* TASK 1:
Please copy the following lines from the entries without any changes, starting with the line that contains "- fit-curve-0: [153, 40, 172, 365]" and going on through the line that contains "- y-axis-title: Counts: [28, 40, 43, 82]".

* SELECTED EXTRACT:
────────────────────

SETI built on GIGO

I’ve never been a fan of SETI, the search for extraterrestrial intelligence. It’s like playing the lottery obsessively, throwing down lots of money in hopes of a big payoff, and I don’t play the lottery, either.

I’d really like to know if Seth Shostak is innumerate enough to play the lottery, though, because his recent claim that we stand a good chance of discovering extraterrrestrial intelligence within 25 years. All right, bring it: let’s see your evidence for such a claim.

“I actually think the chances that we’ll find ET are pretty good,” said Seth Shostak, senior astronomer at the Search for Extraterrestrial Intelligence Institute in Mountain View, Calif., here at the SETIcon convention. “Young people in the audience, I think there’s a really good chance you’re going to see this happen.”

────────────────────

* GIVEN INFORMATION:

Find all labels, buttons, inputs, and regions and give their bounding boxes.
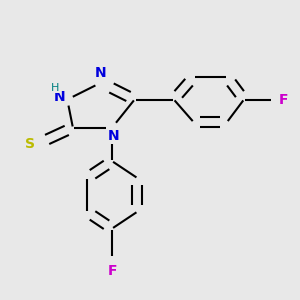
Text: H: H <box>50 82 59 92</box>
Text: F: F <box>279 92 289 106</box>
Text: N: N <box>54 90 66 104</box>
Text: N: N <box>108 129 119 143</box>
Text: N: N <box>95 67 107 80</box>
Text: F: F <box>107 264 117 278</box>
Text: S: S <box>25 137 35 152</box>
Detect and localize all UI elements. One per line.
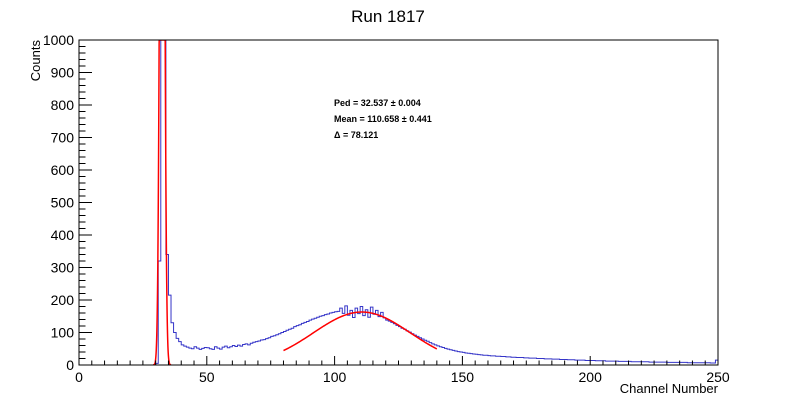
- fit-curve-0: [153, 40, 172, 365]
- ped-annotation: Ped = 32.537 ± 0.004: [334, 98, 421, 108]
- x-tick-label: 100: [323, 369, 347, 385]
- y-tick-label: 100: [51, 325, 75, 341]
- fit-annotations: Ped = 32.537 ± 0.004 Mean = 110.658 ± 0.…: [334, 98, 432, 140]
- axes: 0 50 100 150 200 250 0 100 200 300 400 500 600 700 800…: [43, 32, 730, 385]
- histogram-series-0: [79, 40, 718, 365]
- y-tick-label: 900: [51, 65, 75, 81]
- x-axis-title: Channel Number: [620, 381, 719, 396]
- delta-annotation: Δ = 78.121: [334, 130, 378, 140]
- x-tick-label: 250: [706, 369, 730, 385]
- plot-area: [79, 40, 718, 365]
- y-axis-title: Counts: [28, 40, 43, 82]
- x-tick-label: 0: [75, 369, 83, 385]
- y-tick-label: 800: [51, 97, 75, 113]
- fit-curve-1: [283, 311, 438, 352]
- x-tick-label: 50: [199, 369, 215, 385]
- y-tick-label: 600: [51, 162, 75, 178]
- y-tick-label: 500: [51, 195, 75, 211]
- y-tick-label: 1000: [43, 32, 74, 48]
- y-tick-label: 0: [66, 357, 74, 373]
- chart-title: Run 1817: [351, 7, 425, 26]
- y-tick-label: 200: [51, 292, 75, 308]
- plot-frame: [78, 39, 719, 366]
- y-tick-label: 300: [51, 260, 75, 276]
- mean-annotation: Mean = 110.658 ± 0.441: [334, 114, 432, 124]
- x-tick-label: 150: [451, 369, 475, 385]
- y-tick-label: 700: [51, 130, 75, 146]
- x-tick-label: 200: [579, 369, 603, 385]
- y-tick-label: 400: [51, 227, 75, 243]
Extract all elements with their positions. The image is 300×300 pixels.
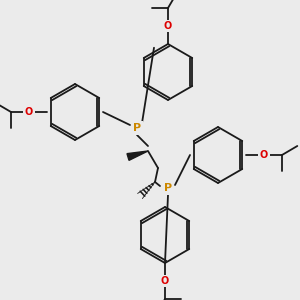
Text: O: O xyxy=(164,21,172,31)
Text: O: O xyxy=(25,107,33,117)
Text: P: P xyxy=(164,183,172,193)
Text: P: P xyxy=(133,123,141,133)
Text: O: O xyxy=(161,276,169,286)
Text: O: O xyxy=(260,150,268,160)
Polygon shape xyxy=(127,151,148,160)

────────────────────

* TASK 2:
Answer these questions from the SETI post:
(a) What activity does the writer compare SETI to?
(b) What position does Seth Shostak hold at the Search for Extraterrestrial Intelligence Institute?
(c) At what convention was Shostak speaking?

* TASK RESPONSE 1:
- fit-curve-0: [153, 40, 172, 365]
- ped-annotation: Ped = 32.537 ± 0.004: [334, 98, 421, 108]
- x-tick-label: 100: [323, 369, 347, 385]
- y-tick-label: 100: [51, 325, 75, 341]
- fit-annotations: Ped = 32.537 ± 0.004 Mean = 110.658 ± 0.…: [334, 98, 432, 140]
- axes: 0 50 100 150 200 250 0 100 200 300 400 500 600 700 800…: [43, 32, 730, 385]
- histogram-series-0: [79, 40, 718, 365]
- y-tick-label: 900: [51, 65, 75, 81]
- x-axis-title: Channel Number: [620, 381, 719, 396]
- delta-annotation: Δ = 78.121: [334, 130, 378, 140]
- x-tick-label: 250: [706, 369, 730, 385]
- plot-area: [79, 40, 718, 365]
- y-axis-title: Counts: [28, 40, 43, 82]

* TASK RESPONSE 2:
(a) Playing the lottery obsessively
(b) Senior astronomer
(c) The SETIcon convention